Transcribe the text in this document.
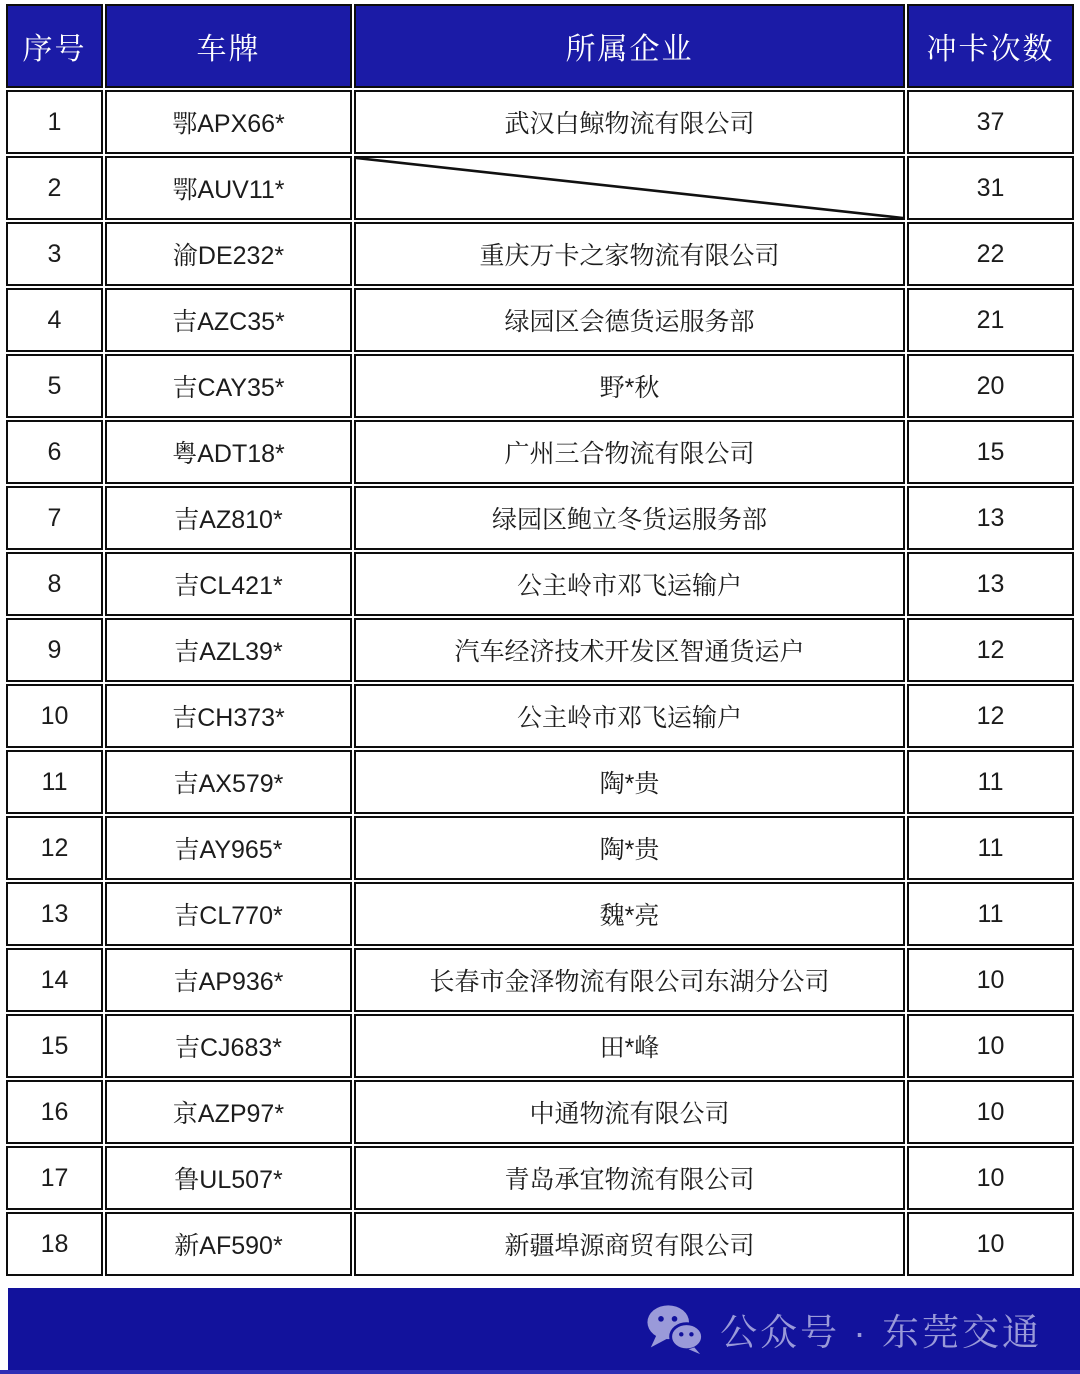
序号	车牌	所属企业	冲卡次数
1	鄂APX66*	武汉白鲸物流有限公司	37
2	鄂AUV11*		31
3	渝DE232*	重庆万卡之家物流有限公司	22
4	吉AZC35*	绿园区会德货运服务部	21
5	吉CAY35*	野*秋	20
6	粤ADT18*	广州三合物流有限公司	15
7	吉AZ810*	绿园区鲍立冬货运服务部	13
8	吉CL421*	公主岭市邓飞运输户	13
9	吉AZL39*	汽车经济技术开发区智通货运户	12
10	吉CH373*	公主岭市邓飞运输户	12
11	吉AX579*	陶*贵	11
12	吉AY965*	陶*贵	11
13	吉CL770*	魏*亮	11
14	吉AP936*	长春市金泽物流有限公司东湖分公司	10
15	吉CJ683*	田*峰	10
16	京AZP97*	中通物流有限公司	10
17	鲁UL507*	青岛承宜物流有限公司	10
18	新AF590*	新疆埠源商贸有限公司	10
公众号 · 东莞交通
··········
### Exercise goal
Copy every line of the data exactly as written, excluding the pictures.

### The answer
Transcribe the text in this document.
序号	车牌	所属企业	冲卡次数
1	鄂APX66*	武汉白鲸物流有限公司	37
2	鄂AUV11*		31
3	渝DE232*	重庆万卡之家物流有限公司	22
4	吉AZC35*	绿园区会德货运服务部	21
5	吉CAY35*	野*秋	20
6	粤ADT18*	广州三合物流有限公司	15
7	吉AZ810*	绿园区鲍立冬货运服务部	13
8	吉CL421*	公主岭市邓飞运输户	13
9	吉AZL39*	汽车经济技术开发区智通货运户	12
10	吉CH373*	公主岭市邓飞运输户	12
11	吉AX579*	陶*贵	11
12	吉AY965*	陶*贵	11
13	吉CL770*	魏*亮	11
14	吉AP936*	长春市金泽物流有限公司东湖分公司	10
15	吉CJ683*	田*峰	10
16	京AZP97*	中通物流有限公司	10
17	鲁UL507*	青岛承宜物流有限公司	10
18	新AF590*	新疆埠源商贸有限公司	10
公众号 · 东莞交通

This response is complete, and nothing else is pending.